- _What is required_: Identify each line holding the string "JSON" and copy it.

Stored dataset items:
## BEGIN
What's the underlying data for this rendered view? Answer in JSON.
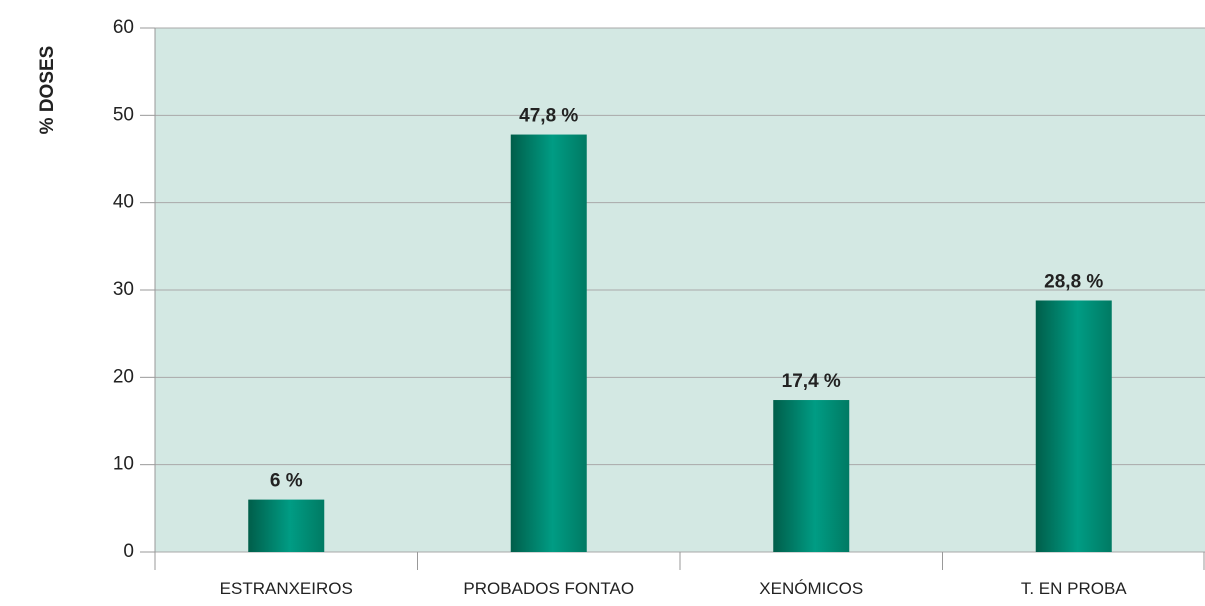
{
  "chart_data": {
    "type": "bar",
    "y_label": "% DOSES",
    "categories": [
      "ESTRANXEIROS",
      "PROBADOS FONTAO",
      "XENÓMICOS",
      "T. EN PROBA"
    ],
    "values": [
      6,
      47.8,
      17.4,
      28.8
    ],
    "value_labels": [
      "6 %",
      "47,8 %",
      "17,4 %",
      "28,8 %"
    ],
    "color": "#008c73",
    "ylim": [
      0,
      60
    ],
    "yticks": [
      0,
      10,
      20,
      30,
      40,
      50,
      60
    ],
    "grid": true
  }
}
## END
## BEGIN
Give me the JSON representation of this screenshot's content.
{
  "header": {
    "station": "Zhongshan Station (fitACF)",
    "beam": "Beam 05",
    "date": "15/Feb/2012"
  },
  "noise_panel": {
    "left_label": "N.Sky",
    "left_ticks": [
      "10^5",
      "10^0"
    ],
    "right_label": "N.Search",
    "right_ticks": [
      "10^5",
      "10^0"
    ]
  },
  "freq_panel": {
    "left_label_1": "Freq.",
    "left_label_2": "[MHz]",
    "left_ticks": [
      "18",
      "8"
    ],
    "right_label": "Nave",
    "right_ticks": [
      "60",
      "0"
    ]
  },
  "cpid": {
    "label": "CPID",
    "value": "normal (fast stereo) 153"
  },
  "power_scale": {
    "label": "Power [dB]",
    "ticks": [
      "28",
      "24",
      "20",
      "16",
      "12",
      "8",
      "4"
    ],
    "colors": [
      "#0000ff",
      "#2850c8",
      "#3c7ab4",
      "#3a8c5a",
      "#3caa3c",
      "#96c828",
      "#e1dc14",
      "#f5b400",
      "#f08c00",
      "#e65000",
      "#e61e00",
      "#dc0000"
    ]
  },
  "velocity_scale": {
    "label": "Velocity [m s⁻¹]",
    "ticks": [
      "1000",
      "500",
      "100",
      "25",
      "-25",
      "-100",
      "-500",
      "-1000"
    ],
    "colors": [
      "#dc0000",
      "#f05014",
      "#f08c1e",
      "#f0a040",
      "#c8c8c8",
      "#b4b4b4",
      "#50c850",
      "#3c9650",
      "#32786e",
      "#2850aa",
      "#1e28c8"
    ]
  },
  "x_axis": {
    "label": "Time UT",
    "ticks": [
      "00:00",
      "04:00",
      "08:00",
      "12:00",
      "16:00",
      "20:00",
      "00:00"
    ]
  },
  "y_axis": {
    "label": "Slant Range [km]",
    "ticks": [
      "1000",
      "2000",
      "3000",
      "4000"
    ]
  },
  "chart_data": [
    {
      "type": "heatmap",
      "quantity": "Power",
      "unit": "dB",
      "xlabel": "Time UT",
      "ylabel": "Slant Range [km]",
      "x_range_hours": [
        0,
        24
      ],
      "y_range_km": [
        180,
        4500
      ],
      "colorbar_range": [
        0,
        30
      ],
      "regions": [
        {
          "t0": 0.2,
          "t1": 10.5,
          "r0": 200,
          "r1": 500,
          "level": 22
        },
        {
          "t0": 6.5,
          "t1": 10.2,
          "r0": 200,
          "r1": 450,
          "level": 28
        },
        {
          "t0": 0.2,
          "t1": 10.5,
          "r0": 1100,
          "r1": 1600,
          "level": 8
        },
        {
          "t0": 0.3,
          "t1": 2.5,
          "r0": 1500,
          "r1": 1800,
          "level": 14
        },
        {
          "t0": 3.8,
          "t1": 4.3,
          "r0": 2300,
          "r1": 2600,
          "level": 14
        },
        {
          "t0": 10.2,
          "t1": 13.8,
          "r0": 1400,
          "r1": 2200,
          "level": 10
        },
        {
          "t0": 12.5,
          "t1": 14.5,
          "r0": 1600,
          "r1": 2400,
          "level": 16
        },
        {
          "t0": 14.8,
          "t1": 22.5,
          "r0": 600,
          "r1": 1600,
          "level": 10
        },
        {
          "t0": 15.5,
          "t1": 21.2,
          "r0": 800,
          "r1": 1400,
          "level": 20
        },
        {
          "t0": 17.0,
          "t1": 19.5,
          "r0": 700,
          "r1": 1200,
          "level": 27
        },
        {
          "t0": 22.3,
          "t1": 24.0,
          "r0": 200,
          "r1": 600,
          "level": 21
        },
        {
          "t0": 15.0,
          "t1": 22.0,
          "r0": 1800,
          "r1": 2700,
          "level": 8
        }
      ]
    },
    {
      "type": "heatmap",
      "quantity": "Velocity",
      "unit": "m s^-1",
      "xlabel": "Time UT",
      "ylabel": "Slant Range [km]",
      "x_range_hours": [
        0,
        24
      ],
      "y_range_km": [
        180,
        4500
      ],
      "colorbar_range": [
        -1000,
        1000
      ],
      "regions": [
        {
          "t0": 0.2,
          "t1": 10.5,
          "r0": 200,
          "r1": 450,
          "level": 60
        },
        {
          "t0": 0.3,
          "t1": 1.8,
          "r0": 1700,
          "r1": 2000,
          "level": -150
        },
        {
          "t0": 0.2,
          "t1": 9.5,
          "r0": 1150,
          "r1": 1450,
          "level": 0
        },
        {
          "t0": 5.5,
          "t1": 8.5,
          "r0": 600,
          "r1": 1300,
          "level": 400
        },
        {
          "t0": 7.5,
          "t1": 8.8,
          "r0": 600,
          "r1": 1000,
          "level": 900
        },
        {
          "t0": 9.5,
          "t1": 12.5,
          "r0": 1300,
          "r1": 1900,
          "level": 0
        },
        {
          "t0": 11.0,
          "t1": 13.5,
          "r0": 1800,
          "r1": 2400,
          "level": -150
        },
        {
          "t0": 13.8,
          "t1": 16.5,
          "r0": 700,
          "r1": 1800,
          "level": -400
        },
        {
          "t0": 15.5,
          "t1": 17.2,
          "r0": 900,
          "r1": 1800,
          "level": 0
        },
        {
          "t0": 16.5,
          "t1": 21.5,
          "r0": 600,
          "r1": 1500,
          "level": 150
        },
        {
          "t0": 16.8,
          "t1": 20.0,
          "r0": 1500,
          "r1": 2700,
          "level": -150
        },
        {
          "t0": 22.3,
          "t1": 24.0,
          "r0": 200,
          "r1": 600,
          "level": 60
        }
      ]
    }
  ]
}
## END
- _Solved problem_:
What's the underlying data for this rendered view? Answer in JSON.
Give me the JSON representation of this screenshot's content.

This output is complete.